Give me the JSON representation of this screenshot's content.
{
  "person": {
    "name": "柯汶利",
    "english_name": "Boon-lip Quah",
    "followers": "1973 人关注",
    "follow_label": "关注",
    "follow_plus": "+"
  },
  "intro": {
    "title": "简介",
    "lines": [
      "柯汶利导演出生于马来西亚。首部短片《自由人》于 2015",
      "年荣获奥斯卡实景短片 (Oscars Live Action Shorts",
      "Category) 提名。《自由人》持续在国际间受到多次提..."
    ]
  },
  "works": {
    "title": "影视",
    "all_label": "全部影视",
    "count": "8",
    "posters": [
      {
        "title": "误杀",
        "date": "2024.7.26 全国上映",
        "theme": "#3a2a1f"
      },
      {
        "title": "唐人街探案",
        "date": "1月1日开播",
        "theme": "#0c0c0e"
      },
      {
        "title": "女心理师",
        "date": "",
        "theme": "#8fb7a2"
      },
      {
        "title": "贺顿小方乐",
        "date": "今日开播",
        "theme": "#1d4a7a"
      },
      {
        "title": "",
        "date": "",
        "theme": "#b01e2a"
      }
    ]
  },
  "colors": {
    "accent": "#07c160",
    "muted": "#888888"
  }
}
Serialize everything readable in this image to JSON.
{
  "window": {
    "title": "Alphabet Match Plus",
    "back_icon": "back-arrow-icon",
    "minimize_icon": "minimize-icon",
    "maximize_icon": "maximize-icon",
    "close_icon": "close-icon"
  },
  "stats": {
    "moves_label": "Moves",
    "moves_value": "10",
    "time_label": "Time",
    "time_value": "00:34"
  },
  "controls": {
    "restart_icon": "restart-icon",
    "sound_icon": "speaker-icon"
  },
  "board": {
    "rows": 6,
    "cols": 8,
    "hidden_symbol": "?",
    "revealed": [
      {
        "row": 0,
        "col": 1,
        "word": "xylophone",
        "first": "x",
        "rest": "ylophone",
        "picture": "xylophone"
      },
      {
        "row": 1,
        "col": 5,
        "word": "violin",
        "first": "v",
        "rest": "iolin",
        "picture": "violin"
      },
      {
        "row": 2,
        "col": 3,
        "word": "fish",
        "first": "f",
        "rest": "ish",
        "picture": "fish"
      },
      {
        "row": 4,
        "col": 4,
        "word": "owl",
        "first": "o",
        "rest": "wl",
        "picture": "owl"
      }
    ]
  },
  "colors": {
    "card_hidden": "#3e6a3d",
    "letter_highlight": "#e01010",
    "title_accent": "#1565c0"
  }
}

- **Required work**: Produce an exact repeat of the lines from the one containing "Serialize everything readable" through the last line of the data, and nothing more.

- **Reply**:
Serialize everything readable in this image to JSON.
{
  "window": {
    "title": "Alphabet Match Plus",
    "back_icon": "back-arrow-icon",
    "minimize_icon": "minimize-icon",
    "maximize_icon": "maximize-icon",
    "close_icon": "close-icon"
  },
  "stats": {
    "moves_label": "Moves",
    "moves_value": "10",
    "time_label": "Time",
    "time_value": "00:34"
  },
  "controls": {
    "restart_icon": "restart-icon",
    "sound_icon": "speaker-icon"
  },
  "board": {
    "rows": 6,
    "cols": 8,
    "hidden_symbol": "?",
    "revealed": [
      {
        "row": 0,
        "col": 1,
        "word": "xylophone",
        "first": "x",
        "rest": "ylophone",
        "picture": "xylophone"
      },
      {
        "row": 1,
        "col": 5,
        "word": "violin",
        "first": "v",
        "rest": "iolin",
        "picture": "violin"
      },
      {
        "row": 2,
        "col": 3,
        "word": "fish",
        "first": "f",
        "rest": "ish",
        "picture": "fish"
      },
      {
        "row": 4,
        "col": 4,
        "word": "owl",
        "first": "o",
        "rest": "wl",
        "picture": "owl"
      }
    ]
  },
  "colors": {
    "card_hidden": "#3e6a3d",
    "letter_highlight": "#e01010",
    "title_accent": "#1565c0"
  }
}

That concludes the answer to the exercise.